[Stored records]

++++

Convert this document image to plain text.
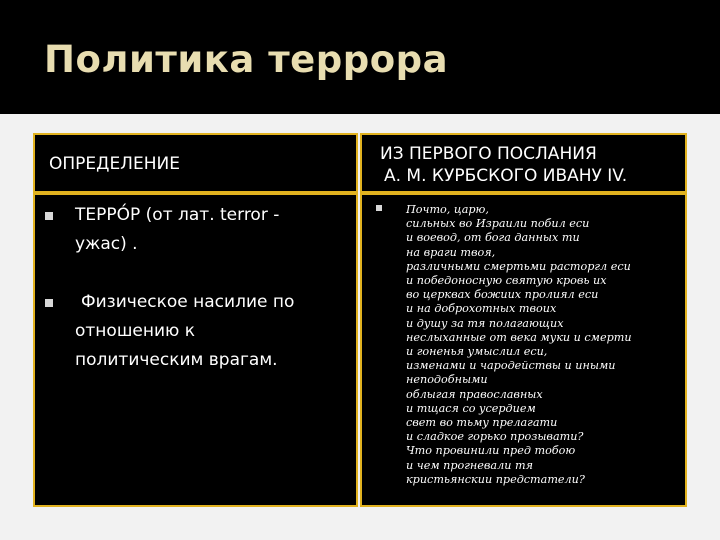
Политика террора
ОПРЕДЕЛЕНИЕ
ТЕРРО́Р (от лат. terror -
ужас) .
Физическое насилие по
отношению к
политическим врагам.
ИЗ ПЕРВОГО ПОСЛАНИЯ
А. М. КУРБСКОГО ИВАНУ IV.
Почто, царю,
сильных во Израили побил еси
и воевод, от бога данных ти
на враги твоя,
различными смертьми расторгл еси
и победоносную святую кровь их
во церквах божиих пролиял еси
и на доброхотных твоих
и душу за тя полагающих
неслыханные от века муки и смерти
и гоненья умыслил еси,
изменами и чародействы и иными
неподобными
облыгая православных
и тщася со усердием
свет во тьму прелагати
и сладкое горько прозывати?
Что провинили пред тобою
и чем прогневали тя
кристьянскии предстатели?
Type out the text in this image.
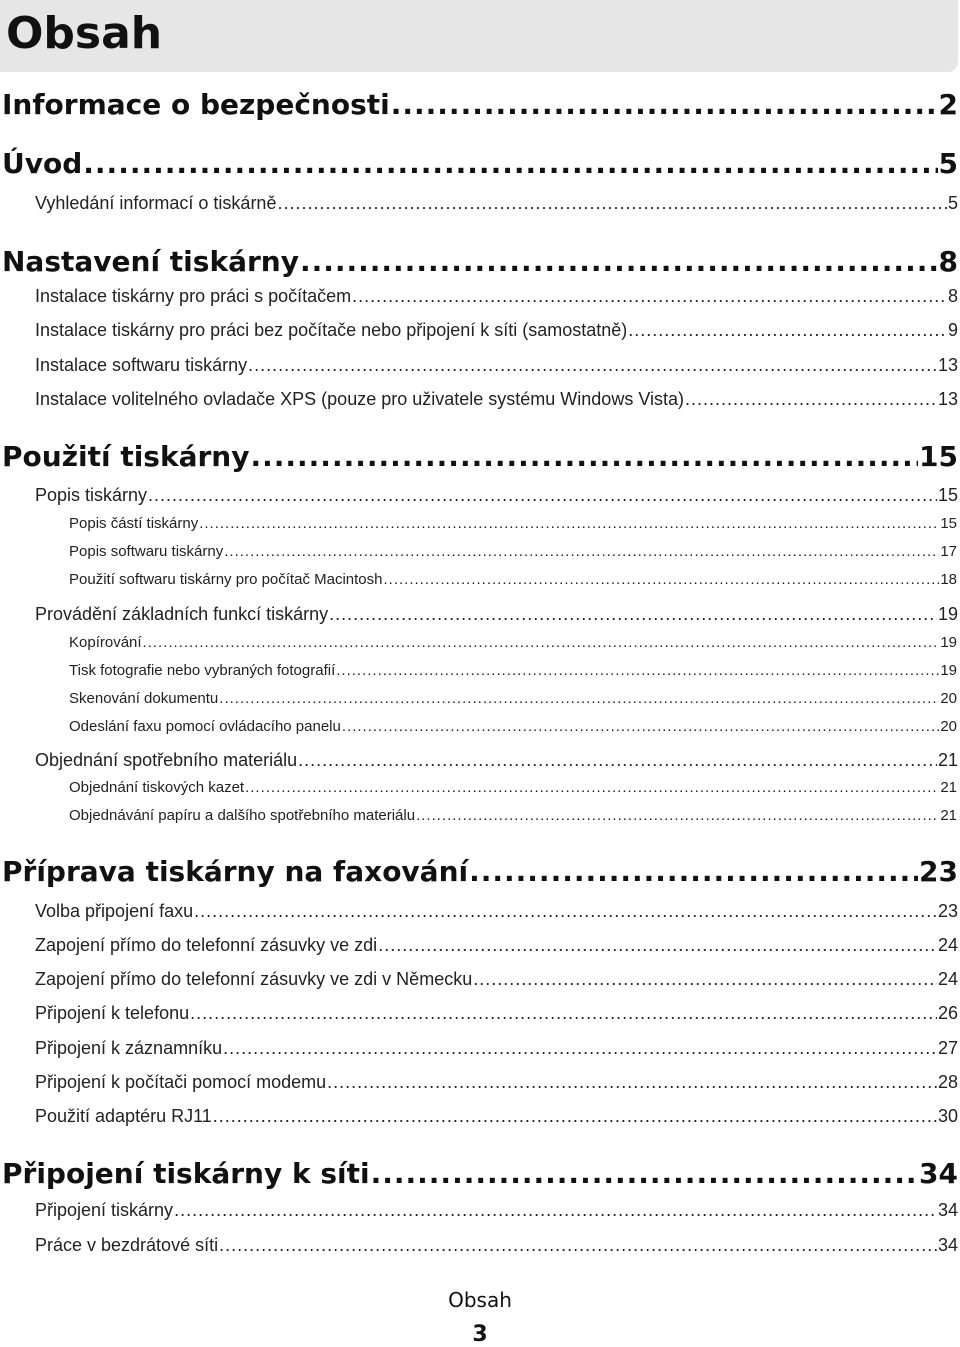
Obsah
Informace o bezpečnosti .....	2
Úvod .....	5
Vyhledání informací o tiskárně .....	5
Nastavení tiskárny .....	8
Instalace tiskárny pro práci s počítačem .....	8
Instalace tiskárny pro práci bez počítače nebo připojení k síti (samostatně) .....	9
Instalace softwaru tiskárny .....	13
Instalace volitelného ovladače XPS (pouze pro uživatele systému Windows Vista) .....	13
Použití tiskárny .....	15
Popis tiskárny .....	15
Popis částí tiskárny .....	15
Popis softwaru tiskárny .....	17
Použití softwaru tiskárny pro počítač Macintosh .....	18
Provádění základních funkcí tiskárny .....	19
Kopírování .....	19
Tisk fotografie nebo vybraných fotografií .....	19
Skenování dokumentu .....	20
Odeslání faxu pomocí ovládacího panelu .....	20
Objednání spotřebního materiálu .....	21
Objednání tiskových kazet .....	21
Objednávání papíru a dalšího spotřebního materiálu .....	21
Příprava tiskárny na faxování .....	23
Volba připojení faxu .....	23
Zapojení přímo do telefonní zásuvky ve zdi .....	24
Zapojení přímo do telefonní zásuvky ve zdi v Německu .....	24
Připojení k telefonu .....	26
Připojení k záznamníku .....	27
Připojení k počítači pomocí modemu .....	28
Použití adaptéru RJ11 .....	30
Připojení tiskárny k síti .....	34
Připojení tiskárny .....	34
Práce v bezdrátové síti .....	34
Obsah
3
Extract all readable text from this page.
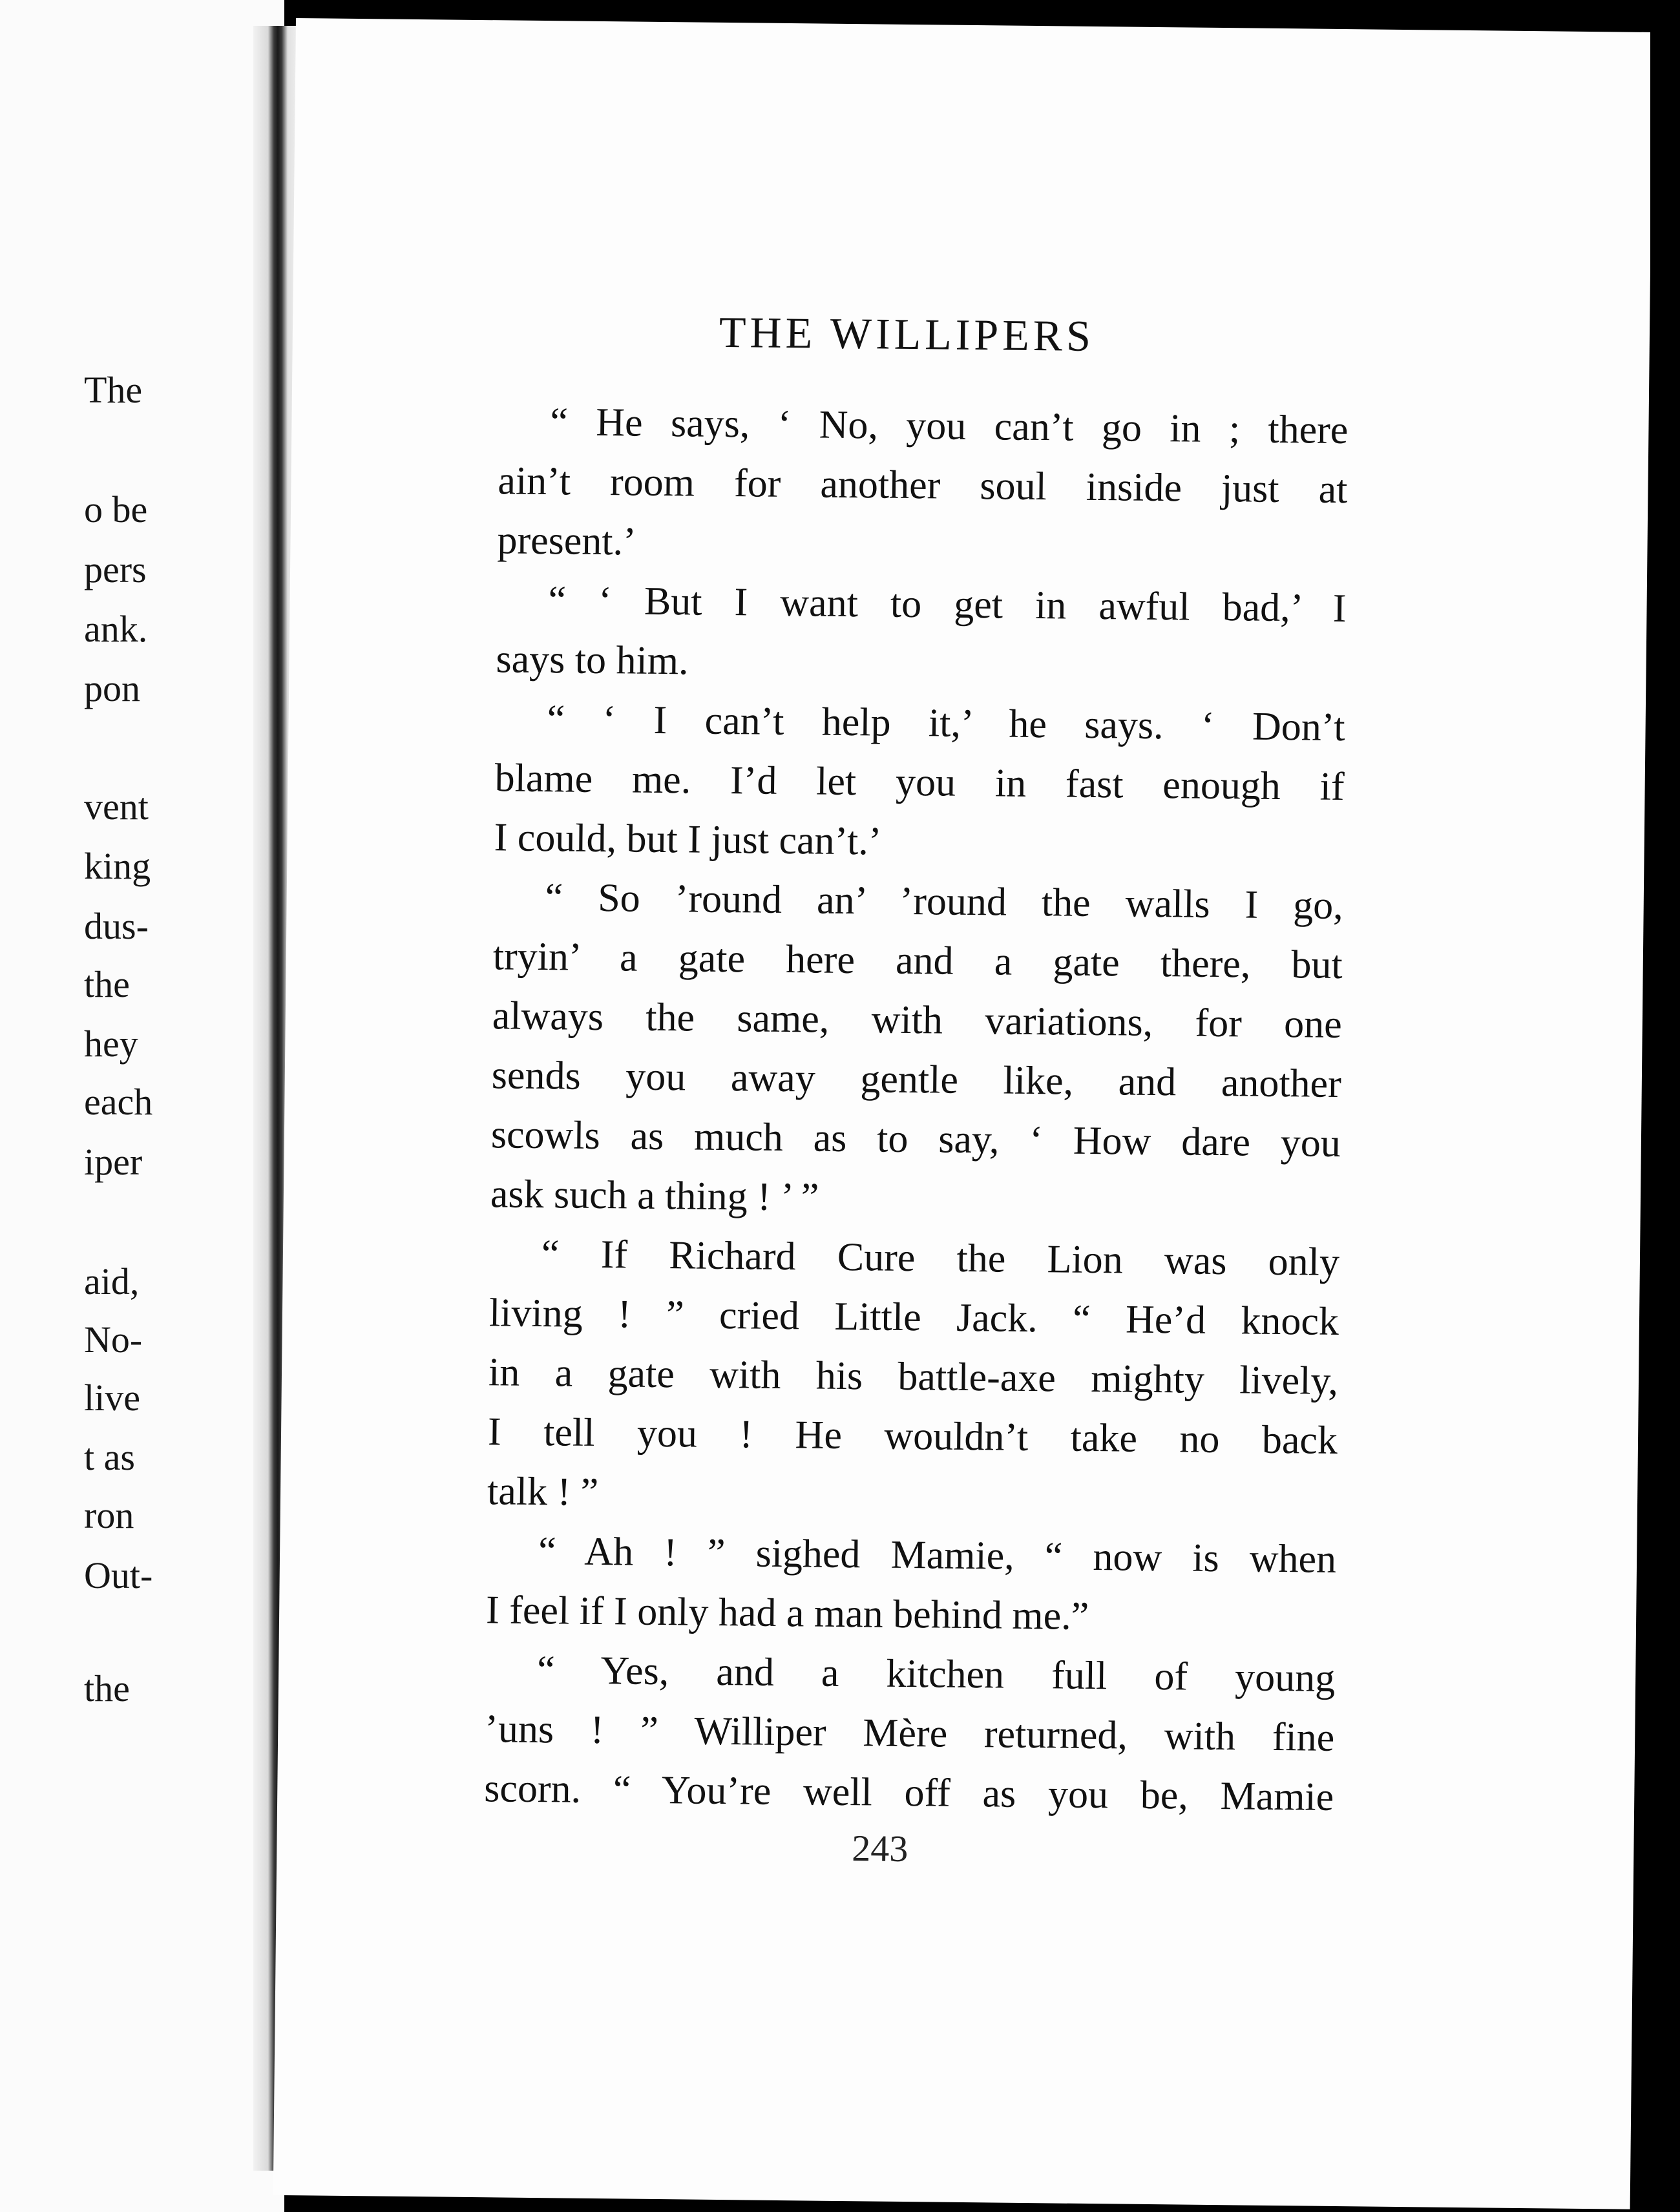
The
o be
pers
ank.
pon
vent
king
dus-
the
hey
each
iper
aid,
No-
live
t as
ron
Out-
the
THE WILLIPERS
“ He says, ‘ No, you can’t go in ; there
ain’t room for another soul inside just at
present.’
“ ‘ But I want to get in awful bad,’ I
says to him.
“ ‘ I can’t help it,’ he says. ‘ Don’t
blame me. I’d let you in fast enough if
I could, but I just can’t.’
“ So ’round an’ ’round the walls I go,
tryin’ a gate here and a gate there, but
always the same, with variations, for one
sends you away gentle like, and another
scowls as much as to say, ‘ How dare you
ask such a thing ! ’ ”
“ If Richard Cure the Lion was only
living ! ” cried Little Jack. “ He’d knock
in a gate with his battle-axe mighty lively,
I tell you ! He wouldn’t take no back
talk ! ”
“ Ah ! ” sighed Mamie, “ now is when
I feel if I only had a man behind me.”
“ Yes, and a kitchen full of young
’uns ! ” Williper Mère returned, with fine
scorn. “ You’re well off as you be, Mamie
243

++++

REQUIREMENT =>
Repeat the material above in full and exactly, apart from the pictures.

IN RESPONSE =>
Convert this document image to plain text.
Политика террора
ОПРЕДЕЛЕНИЕ
ТЕРРО́Р (от лат. terror -
ужас) .
Физическое насилие по
отношению к
политическим врагам.
ИЗ ПЕРВОГО ПОСЛАНИЯ
А. М. КУРБСКОГО ИВАНУ IV.
Почто, царю,
сильных во Израили побил еси
и воевод, от бога данных ти
на враги твоя,
различными смертьми расторгл еси
и победоносную святую кровь их
во церквах божиих пролиял еси
и на доброхотных твоих
и душу за тя полагающих
неслыханные от века муки и смерти
и гоненья умыслил еси,
изменами и чародействы и иными
неподобными
облыгая православных
и тщася со усердием
свет во тьму прелагати
и сладкое горько прозывати?
Что провинили пред тобою
и чем прогневали тя
кристьянскии предстатели?
Type out the text in this image.
Obsah
Informace o bezpečnosti .....	2
Úvod .....	5
Vyhledání informací o tiskárně .....	5
Nastavení tiskárny .....	8
Instalace tiskárny pro práci s počítačem .....	8
Instalace tiskárny pro práci bez počítače nebo připojení k síti (samostatně) .....	9
Instalace softwaru tiskárny .....	13
Instalace volitelného ovladače XPS (pouze pro uživatele systému Windows Vista) .....	13
Použití tiskárny .....	15
Popis tiskárny .....	15
Popis částí tiskárny .....	15
Popis softwaru tiskárny .....	17
Použití softwaru tiskárny pro počítač Macintosh .....	18
Provádění základních funkcí tiskárny .....	19
Kopírování .....	19
Tisk fotografie nebo vybraných fotografií .....	19
Skenování dokumentu .....	20
Odeslání faxu pomocí ovládacího panelu .....	20
Objednání spotřebního materiálu .....	21
Objednání tiskových kazet .....	21
Objednávání papíru a dalšího spotřebního materiálu .....	21
Příprava tiskárny na faxování .....	23
Volba připojení faxu .....	23
Zapojení přímo do telefonní zásuvky ve zdi .....	24
Zapojení přímo do telefonní zásuvky ve zdi v Německu .....	24
Připojení k telefonu .....	26
Připojení k záznamníku .....	27
Připojení k počítači pomocí modemu .....	28
Použití adaptéru RJ11 .....	30
Připojení tiskárny k síti .....	34
Připojení tiskárny .....	34
Práce v bezdrátové síti .....	34
Obsah
3
Extract all readable text from this page.
The
o be
pers
ank.
pon
vent
king
dus-
the
hey
each
iper
aid,
No-
live
t as
ron
Out-
the
THE WILLIPERS
“ He says, ‘ No, you can’t go in ; there
ain’t room for another soul inside just at
present.’
“ ‘ But I want to get in awful bad,’ I
says to him.
“ ‘ I can’t help it,’ he says. ‘ Don’t
blame me. I’d let you in fast enough if
I could, but I just can’t.’
“ So ’round an’ ’round the walls I go,
tryin’ a gate here and a gate there, but
always the same, with variations, for one
sends you away gentle like, and another
scowls as much as to say, ‘ How dare you
ask such a thing ! ’ ”
“ If Richard Cure the Lion was only
living ! ” cried Little Jack. “ He’d knock
in a gate with his battle-axe mighty lively,
I tell you ! He wouldn’t take no back
talk ! ”
“ Ah ! ” sighed Mamie, “ now is when
I feel if I only had a man behind me.”
“ Yes, and a kitchen full of young
’uns ! ” Williper Mère returned, with fine
scorn. “ You’re well off as you be, Mamie
243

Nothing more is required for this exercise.